#### [What the task requires]
Determine the number of lines containing the word "chance". Reply with it and nothing else.

#### [Recorded information]
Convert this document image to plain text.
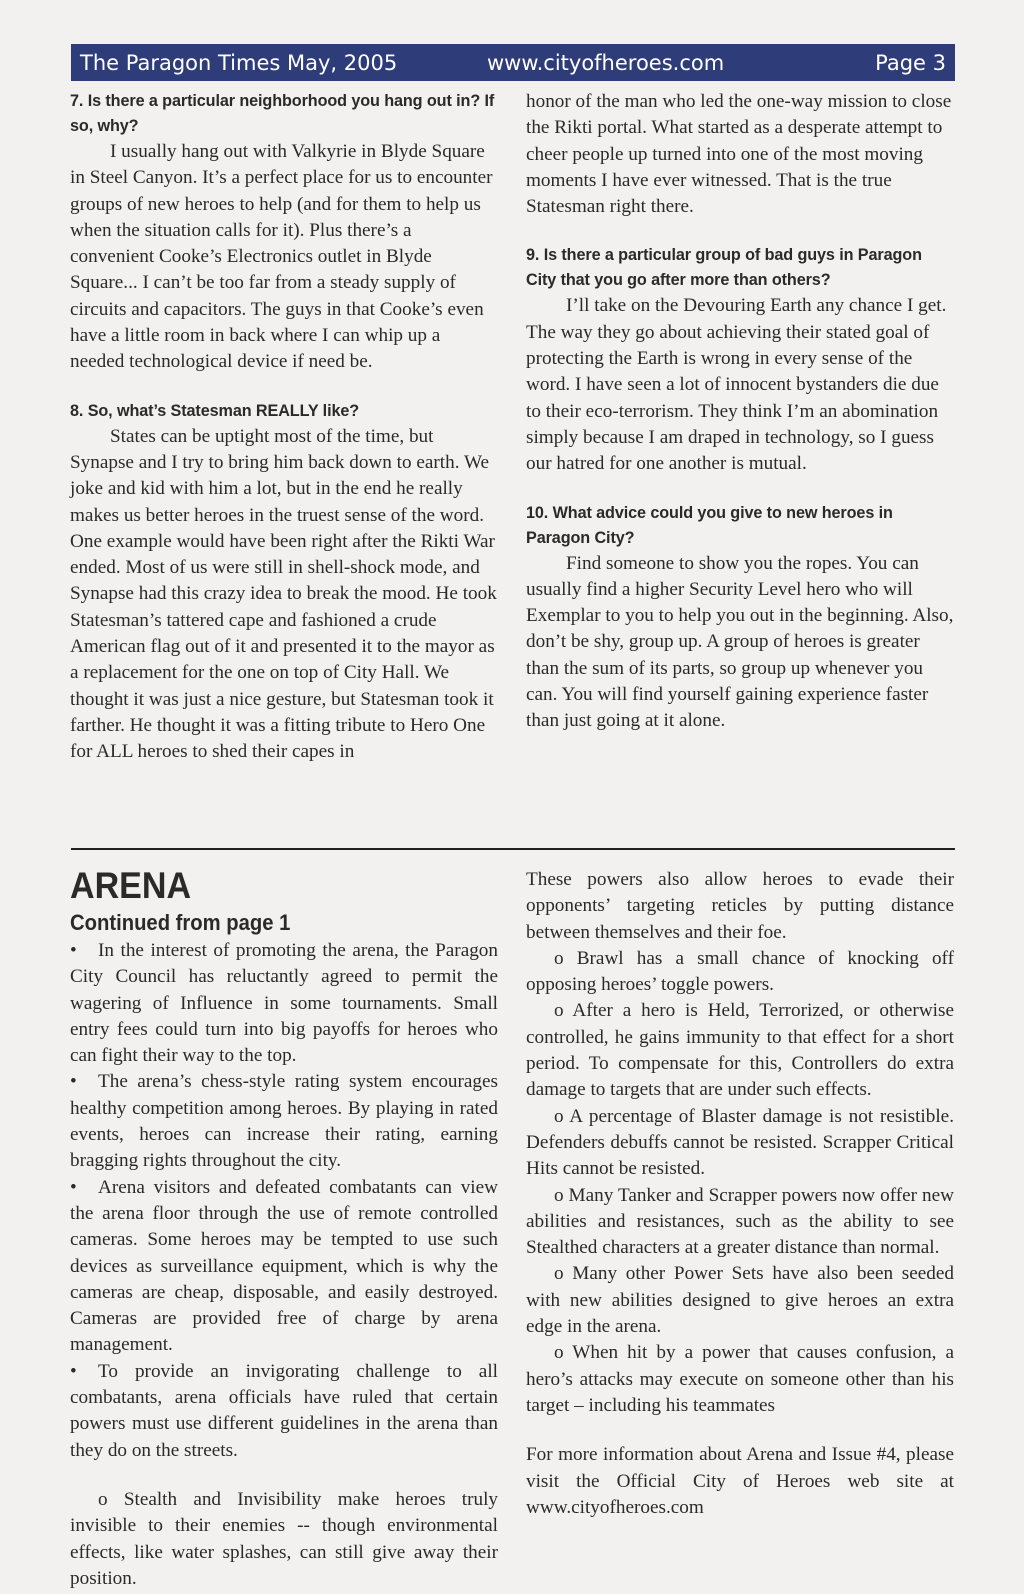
The Paragon Times May, 2005	www.cityofheroes.com	Page 3

7. Is there a particular neighborhood you hang out in? If so, why?

I usually hang out with Valkyrie in Blyde Square in Steel Canyon. It’s a perfect place for us to encounter groups of new heroes to help (and for them to help us when the situation calls for it). Plus there’s a convenient Cooke’s Electronics outlet in Blyde Square... I can’t be too far from a steady supply of circuits and capacitors. The guys in that Cooke’s even have a little room in back where I can whip up a needed technological device if need be.

8. So, what’s Statesman REALLY like?

States can be uptight most of the time, but Synapse and I try to bring him back down to earth. We joke and kid with him a lot, but in the end he really makes us better heroes in the truest sense of the word. One example would have been right after the Rikti War ended. Most of us were still in shell-shock mode, and Synapse had this crazy idea to break the mood. He took Statesman’s tattered cape and fashioned a crude American flag out of it and presented it to the mayor as a replacement for the one on top of City Hall. We thought it was just a nice gesture, but Statesman took it farther. He thought it was a fitting tribute to Hero One for ALL heroes to shed their capes in

honor of the man who led the one-way mission to close the Rikti portal. What started as a desperate attempt to cheer people up turned into one of the most moving moments I have ever witnessed. That is the true Statesman right there.

9. Is there a particular group of bad guys in Paragon City that you go after more than others?

I’ll take on the Devouring Earth any chance I get. The way they go about achieving their stated goal of protecting the Earth is wrong in every sense of the word. I have seen a lot of innocent bystanders die due to their eco-terrorism. They think I’m an abomination simply because I am draped in technology, so I guess our hatred for one another is mutual.

10. What advice could you give to new heroes in Paragon City?

Find someone to show you the ropes. You can usually find a higher Security Level hero who will Exemplar to you to help you out in the beginning. Also, don’t be shy, group up. A group of heroes is greater than the sum of its parts, so group up whenever you can. You will find yourself gaining experience faster than just going at it alone.

ARENA

Continued from page 1

• In the interest of promoting the arena, the Paragon City Council has reluctantly agreed to permit the wagering of Influence in some tournaments. Small entry fees could turn into big payoffs for heroes who can fight their way to the top.

• The arena’s chess-style rating system encourages healthy competition among heroes. By playing in rated events, heroes can increase their rating, earning bragging rights throughout the city.

• Arena visitors and defeated combatants can view the arena floor through the use of remote controlled cameras. Some heroes may be tempted to use such devices as surveillance equipment, which is why the cameras are cheap, disposable, and easily destroyed. Cameras are provided free of charge by arena management.

• To provide an invigorating challenge to all combatants, arena officials have ruled that certain powers must use different guidelines in the arena than they do on the streets.

o Stealth and Invisibility make heroes truly invisible to their enemies -- though environmental effects, like water splashes, can still give away their position.

These powers also allow heroes to evade their opponents’ targeting reticles by putting distance between themselves and their foe.

o Brawl has a small chance of knocking off opposing heroes’ toggle powers.

o After a hero is Held, Terrorized, or otherwise controlled, he gains immunity to that effect for a short period. To compensate for this, Controllers do extra damage to targets that are under such effects.

o A percentage of Blaster damage is not resistible. Defenders debuffs cannot be resisted. Scrapper Critical Hits cannot be resisted.

o Many Tanker and Scrapper powers now offer new abilities and resistances, such as the ability to see Stealthed characters at a greater distance than normal.

o Many other Power Sets have also been seeded with new abilities designed to give heroes an extra edge in the arena.

o When hit by a power that causes confusion, a hero’s attacks may execute on someone other than his target – including his teammates

For more information about Arena and Issue #4, please visit the Official City of Heroes web site at www.cityofheroes.com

#### [Solution]
2